> [THE TASK] Look through the material and copy each line holding "variant".

>> Begin PROVIDED DATA

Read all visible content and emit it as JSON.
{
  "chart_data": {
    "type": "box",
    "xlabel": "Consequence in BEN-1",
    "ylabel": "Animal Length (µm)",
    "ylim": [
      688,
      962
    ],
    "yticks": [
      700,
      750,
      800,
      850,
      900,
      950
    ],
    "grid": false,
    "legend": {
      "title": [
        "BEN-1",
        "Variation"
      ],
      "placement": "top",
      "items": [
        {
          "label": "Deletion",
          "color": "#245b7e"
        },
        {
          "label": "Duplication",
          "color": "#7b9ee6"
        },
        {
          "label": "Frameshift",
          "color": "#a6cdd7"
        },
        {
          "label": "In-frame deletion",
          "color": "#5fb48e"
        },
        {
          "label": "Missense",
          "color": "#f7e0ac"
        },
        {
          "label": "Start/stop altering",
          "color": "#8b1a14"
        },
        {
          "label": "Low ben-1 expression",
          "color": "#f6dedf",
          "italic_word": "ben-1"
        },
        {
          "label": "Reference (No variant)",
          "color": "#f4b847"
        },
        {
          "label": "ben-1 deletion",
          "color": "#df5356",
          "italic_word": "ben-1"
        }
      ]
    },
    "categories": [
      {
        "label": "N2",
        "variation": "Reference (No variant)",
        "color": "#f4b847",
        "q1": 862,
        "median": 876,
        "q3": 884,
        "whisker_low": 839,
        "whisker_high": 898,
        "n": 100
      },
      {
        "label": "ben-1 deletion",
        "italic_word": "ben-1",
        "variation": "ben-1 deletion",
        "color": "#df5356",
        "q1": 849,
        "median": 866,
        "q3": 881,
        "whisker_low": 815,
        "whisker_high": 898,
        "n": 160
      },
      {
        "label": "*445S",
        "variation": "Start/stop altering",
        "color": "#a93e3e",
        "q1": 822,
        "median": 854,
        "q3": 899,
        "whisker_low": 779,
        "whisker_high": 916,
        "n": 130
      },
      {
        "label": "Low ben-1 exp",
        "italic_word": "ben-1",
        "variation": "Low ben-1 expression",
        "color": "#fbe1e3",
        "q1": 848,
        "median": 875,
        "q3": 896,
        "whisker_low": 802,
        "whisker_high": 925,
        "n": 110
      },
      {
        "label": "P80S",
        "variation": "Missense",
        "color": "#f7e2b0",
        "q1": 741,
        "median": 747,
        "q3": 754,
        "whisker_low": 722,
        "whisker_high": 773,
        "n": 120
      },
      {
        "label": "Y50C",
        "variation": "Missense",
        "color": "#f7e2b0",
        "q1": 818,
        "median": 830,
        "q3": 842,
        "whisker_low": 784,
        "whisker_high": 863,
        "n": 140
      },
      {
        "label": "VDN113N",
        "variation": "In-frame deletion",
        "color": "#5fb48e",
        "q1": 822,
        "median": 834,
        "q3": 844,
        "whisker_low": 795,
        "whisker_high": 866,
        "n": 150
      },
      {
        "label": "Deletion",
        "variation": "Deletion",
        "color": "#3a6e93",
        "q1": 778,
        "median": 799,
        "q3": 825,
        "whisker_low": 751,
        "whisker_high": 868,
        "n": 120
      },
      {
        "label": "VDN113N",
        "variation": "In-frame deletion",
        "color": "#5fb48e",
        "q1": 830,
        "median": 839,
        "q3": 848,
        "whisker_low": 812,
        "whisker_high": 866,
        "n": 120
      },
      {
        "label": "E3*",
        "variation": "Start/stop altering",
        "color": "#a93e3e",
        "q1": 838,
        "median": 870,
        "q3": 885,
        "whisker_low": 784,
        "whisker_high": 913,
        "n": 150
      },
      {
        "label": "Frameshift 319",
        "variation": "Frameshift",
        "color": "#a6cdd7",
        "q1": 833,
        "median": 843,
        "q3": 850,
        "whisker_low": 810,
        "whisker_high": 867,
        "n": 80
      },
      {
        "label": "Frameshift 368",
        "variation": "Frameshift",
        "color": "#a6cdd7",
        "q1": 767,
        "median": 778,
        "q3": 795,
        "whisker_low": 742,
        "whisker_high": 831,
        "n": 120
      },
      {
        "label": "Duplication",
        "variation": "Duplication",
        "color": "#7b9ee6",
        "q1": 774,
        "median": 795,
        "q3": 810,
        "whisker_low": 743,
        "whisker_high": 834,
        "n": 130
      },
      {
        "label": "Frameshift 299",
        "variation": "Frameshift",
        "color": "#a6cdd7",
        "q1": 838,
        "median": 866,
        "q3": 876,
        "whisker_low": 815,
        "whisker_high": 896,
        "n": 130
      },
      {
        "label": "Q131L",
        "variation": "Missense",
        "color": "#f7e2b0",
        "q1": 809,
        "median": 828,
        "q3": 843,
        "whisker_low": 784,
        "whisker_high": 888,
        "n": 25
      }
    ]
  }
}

>> End PROVIDED DATA

> [RIGHT ANSWER]
          "label": "Reference (No variant)",
        "variation": "Reference (No variant)",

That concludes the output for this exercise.